Your task: Your copy of the material must match it exactly, except that pictures are dropped.

Records for processing:
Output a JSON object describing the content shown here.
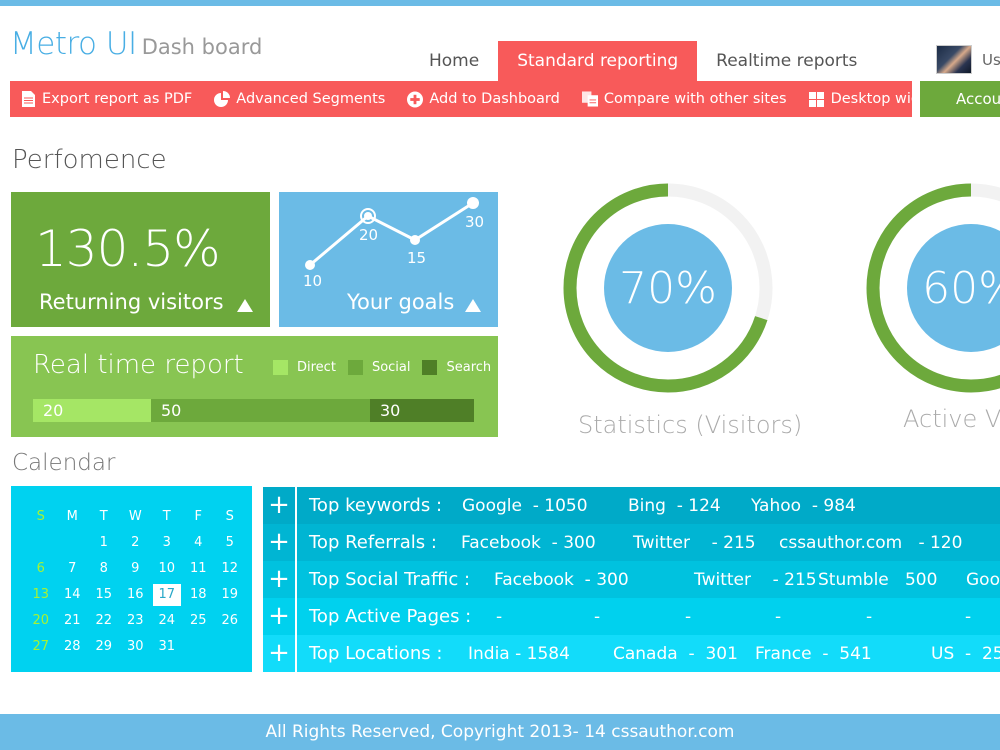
{
  "brand": {
    "title": "Metro UI",
    "subtitle": "Dash board"
  },
  "nav": {
    "tabs": [
      {
        "label": "Home",
        "active": false
      },
      {
        "label": "Standard reporting",
        "active": true
      },
      {
        "label": "Realtime reports",
        "active": false
      }
    ]
  },
  "user": {
    "label": "Us"
  },
  "toolbar": {
    "items": [
      {
        "label": "Export report as PDF",
        "icon": "document-icon"
      },
      {
        "label": "Advanced Segments",
        "icon": "pie-chart-icon"
      },
      {
        "label": "Add to Dashboard",
        "icon": "plus-circle-icon"
      },
      {
        "label": "Compare with other sites",
        "icon": "copy-icon"
      },
      {
        "label": "Desktop widgets",
        "icon": "grid-icon"
      }
    ],
    "account_label": "Account"
  },
  "performance": {
    "title": "Perfomence",
    "returning": {
      "value": "130.5%",
      "label": "Returning visitors"
    },
    "goals": {
      "label": "Your goals",
      "points": [
        "10",
        "20",
        "15",
        "30"
      ]
    },
    "realtime": {
      "title": "Real time report",
      "legend": [
        "Direct",
        "Social",
        "Search"
      ],
      "values": [
        "20",
        "50",
        "30"
      ]
    }
  },
  "donuts": [
    {
      "value": "70%",
      "label": "Statistics (Visitors)"
    },
    {
      "value": "60%",
      "label": "Active Visitors"
    }
  ],
  "calendar": {
    "title": "Calendar",
    "weekdays": [
      "S",
      "M",
      "T",
      "W",
      "T",
      "F",
      "S"
    ],
    "days": [
      "",
      "",
      "1",
      "2",
      "3",
      "4",
      "5",
      "6",
      "7",
      "8",
      "9",
      "10",
      "11",
      "12",
      "13",
      "14",
      "15",
      "16",
      "17",
      "18",
      "19",
      "20",
      "21",
      "22",
      "23",
      "24",
      "25",
      "26",
      "27",
      "28",
      "29",
      "30",
      "31"
    ],
    "today": "17"
  },
  "stats": [
    {
      "label": "Top keywords :",
      "items": [
        "Google  - 1050",
        "Bing  - 124",
        "Yahoo  - 984"
      ]
    },
    {
      "label": "Top Referrals :",
      "items": [
        "Facebook  - 300",
        "Twitter    - 215",
        "cssauthor.com   - 120"
      ]
    },
    {
      "label": "Top Social Traffic :",
      "items": [
        "Facebook  - 300",
        "Twitter    - 215",
        "Stumble   500",
        "Goo"
      ]
    },
    {
      "label": "Top Active Pages :",
      "items": [
        "-",
        "-",
        "-",
        "-",
        "-",
        "-",
        "-"
      ]
    },
    {
      "label": "Top Locations :",
      "items": [
        "India - 1584",
        "Canada  -  301",
        "France  -  541",
        "US  -  25"
      ]
    }
  ],
  "footer": {
    "text": "All Rights Reserved, Copyright 2013- 14   cssauthor.com"
  },
  "colors": {
    "red": "#f85a5a",
    "green": "#6da93c",
    "light_green": "#88c552",
    "blue": "#6bbbe6",
    "cyan": "#00d2f0"
  }
}
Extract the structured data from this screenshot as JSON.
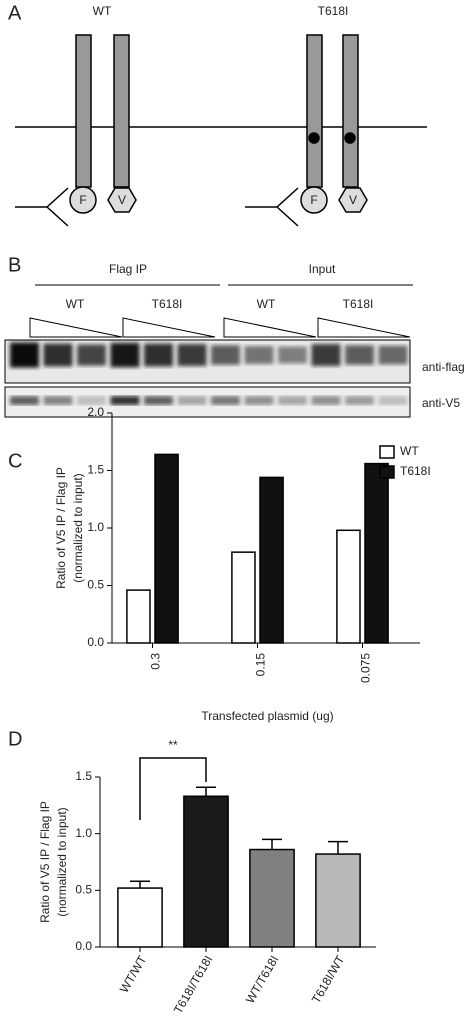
{
  "panel_a": {
    "label": "A",
    "groups": [
      "WT",
      "T618I"
    ],
    "domains": [
      "F",
      "V",
      "F",
      "V"
    ]
  },
  "panel_b": {
    "label": "B",
    "ip_groups": [
      "Flag IP",
      "Input"
    ],
    "lanes": [
      "WT",
      "T618I",
      "WT",
      "T618I"
    ],
    "blots": [
      "anti-flag",
      "anti-V5"
    ]
  },
  "chart_data": [
    {
      "type": "bar",
      "panel_label": "C",
      "ylabel": [
        "Ratio of V5 IP / Flag IP",
        "(normalized to input)"
      ],
      "xlabel": "Transfected plasmid (ug)",
      "categories": [
        "0.3",
        "0.15",
        "0.075"
      ],
      "series": [
        {
          "name": "WT",
          "color": "#ffffff",
          "values": [
            0.46,
            0.79,
            0.98
          ]
        },
        {
          "name": "T618I",
          "color": "#111111",
          "values": [
            1.64,
            1.44,
            1.56
          ]
        }
      ],
      "ylim": [
        0,
        2
      ],
      "yticks": [
        {
          "value": 0,
          "label": "0.0"
        },
        {
          "value": 0.5,
          "label": "0.5"
        },
        {
          "value": 1,
          "label": "1.0"
        },
        {
          "value": 1.5,
          "label": "1.5"
        },
        {
          "value": 2,
          "label": "2.0"
        }
      ],
      "legend": "top-right"
    },
    {
      "type": "bar",
      "panel_label": "D",
      "ylabel": [
        "Ratio of V5 IP / Flag IP",
        "(normalized to input)"
      ],
      "categories": [
        "WT/WT",
        "T618I/T618I",
        "WT/T618I",
        "T618I/WT"
      ],
      "values": [
        0.52,
        1.33,
        0.86,
        0.82
      ],
      "errors": [
        0.06,
        0.08,
        0.09,
        0.11
      ],
      "colors": [
        "#ffffff",
        "#1a1a1a",
        "#808080",
        "#b8b8b8"
      ],
      "ylim": [
        0,
        1.5
      ],
      "yticks": [
        {
          "value": 0,
          "label": "0.0"
        },
        {
          "value": 0.5,
          "label": "0.5"
        },
        {
          "value": 1,
          "label": "1.0"
        },
        {
          "value": 1.5,
          "label": "1.5"
        }
      ],
      "annotation": "**"
    }
  ]
}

Problem solution:
Output a JSON object describing the content shown here.
{
  "brand": {
    "title": "Metro UI",
    "subtitle": "Dash board"
  },
  "nav": {
    "tabs": [
      {
        "label": "Home",
        "active": false
      },
      {
        "label": "Standard reporting",
        "active": true
      },
      {
        "label": "Realtime reports",
        "active": false
      }
    ]
  },
  "user": {
    "label": "Us"
  },
  "toolbar": {
    "items": [
      {
        "label": "Export report as PDF",
        "icon": "document-icon"
      },
      {
        "label": "Advanced Segments",
        "icon": "pie-chart-icon"
      },
      {
        "label": "Add to Dashboard",
        "icon": "plus-circle-icon"
      },
      {
        "label": "Compare with other sites",
        "icon": "copy-icon"
      },
      {
        "label": "Desktop widgets",
        "icon": "grid-icon"
      }
    ],
    "account_label": "Account"
  },
  "performance": {
    "title": "Perfomence",
    "returning": {
      "value": "130.5%",
      "label": "Returning visitors"
    },
    "goals": {
      "label": "Your goals",
      "points": [
        "10",
        "20",
        "15",
        "30"
      ]
    },
    "realtime": {
      "title": "Real time report",
      "legend": [
        "Direct",
        "Social",
        "Search"
      ],
      "values": [
        "20",
        "50",
        "30"
      ]
    }
  },
  "donuts": [
    {
      "value": "70%",
      "label": "Statistics (Visitors)"
    },
    {
      "value": "60%",
      "label": "Active Visitors"
    }
  ],
  "calendar": {
    "title": "Calendar",
    "weekdays": [
      "S",
      "M",
      "T",
      "W",
      "T",
      "F",
      "S"
    ],
    "days": [
      "",
      "",
      "1",
      "2",
      "3",
      "4",
      "5",
      "6",
      "7",
      "8",
      "9",
      "10",
      "11",
      "12",
      "13",
      "14",
      "15",
      "16",
      "17",
      "18",
      "19",
      "20",
      "21",
      "22",
      "23",
      "24",
      "25",
      "26",
      "27",
      "28",
      "29",
      "30",
      "31"
    ],
    "today": "17"
  },
  "stats": [
    {
      "label": "Top keywords :",
      "items": [
        "Google  - 1050",
        "Bing  - 124",
        "Yahoo  - 984"
      ]
    },
    {
      "label": "Top Referrals :",
      "items": [
        "Facebook  - 300",
        "Twitter    - 215",
        "cssauthor.com   - 120"
      ]
    },
    {
      "label": "Top Social Traffic :",
      "items": [
        "Facebook  - 300",
        "Twitter    - 215",
        "Stumble   500",
        "Goo"
      ]
    },
    {
      "label": "Top Active Pages :",
      "items": [
        "-",
        "-",
        "-",
        "-",
        "-",
        "-",
        "-"
      ]
    },
    {
      "label": "Top Locations :",
      "items": [
        "India - 1584",
        "Canada  -  301",
        "France  -  541",
        "US  -  25"
      ]
    }
  ],
  "footer": {
    "text": "All Rights Reserved, Copyright 2013- 14   cssauthor.com"
  },
  "colors": {
    "red": "#f85a5a",
    "green": "#6da93c",
    "light_green": "#88c552",
    "blue": "#6bbbe6",
    "cyan": "#00d2f0"
  }
}
Extract the structured data from this screenshot as JSON.
{
  "panel_a": {
    "label": "A",
    "groups": [
      "WT",
      "T618I"
    ],
    "domains": [
      "F",
      "V",
      "F",
      "V"
    ]
  },
  "panel_b": {
    "label": "B",
    "ip_groups": [
      "Flag IP",
      "Input"
    ],
    "lanes": [
      "WT",
      "T618I",
      "WT",
      "T618I"
    ],
    "blots": [
      "anti-flag",
      "anti-V5"
    ]
  },
  "chart_data": [
    {
      "type": "bar",
      "panel_label": "C",
      "ylabel": [
        "Ratio of V5 IP / Flag IP",
        "(normalized to input)"
      ],
      "xlabel": "Transfected plasmid (ug)",
      "categories": [
        "0.3",
        "0.15",
        "0.075"
      ],
      "series": [
        {
          "name": "WT",
          "color": "#ffffff",
          "values": [
            0.46,
            0.79,
            0.98
          ]
        },
        {
          "name": "T618I",
          "color": "#111111",
          "values": [
            1.64,
            1.44,
            1.56
          ]
        }
      ],
      "ylim": [
        0,
        2
      ],
      "yticks": [
        {
          "value": 0,
          "label": "0.0"
        },
        {
          "value": 0.5,
          "label": "0.5"
        },
        {
          "value": 1,
          "label": "1.0"
        },
        {
          "value": 1.5,
          "label": "1.5"
        },
        {
          "value": 2,
          "label": "2.0"
        }
      ],
      "legend": "top-right"
    },
    {
      "type": "bar",
      "panel_label": "D",
      "ylabel": [
        "Ratio of V5 IP / Flag IP",
        "(normalized to input)"
      ],
      "categories": [
        "WT/WT",
        "T618I/T618I",
        "WT/T618I",
        "T618I/WT"
      ],
      "values": [
        0.52,
        1.33,
        0.86,
        0.82
      ],
      "errors": [
        0.06,
        0.08,
        0.09,
        0.11
      ],
      "colors": [
        "#ffffff",
        "#1a1a1a",
        "#808080",
        "#b8b8b8"
      ],
      "ylim": [
        0,
        1.5
      ],
      "yticks": [
        {
          "value": 0,
          "label": "0.0"
        },
        {
          "value": 0.5,
          "label": "0.5"
        },
        {
          "value": 1,
          "label": "1.0"
        },
        {
          "value": 1.5,
          "label": "1.5"
        }
      ],
      "annotation": "**"
    }
  ]
}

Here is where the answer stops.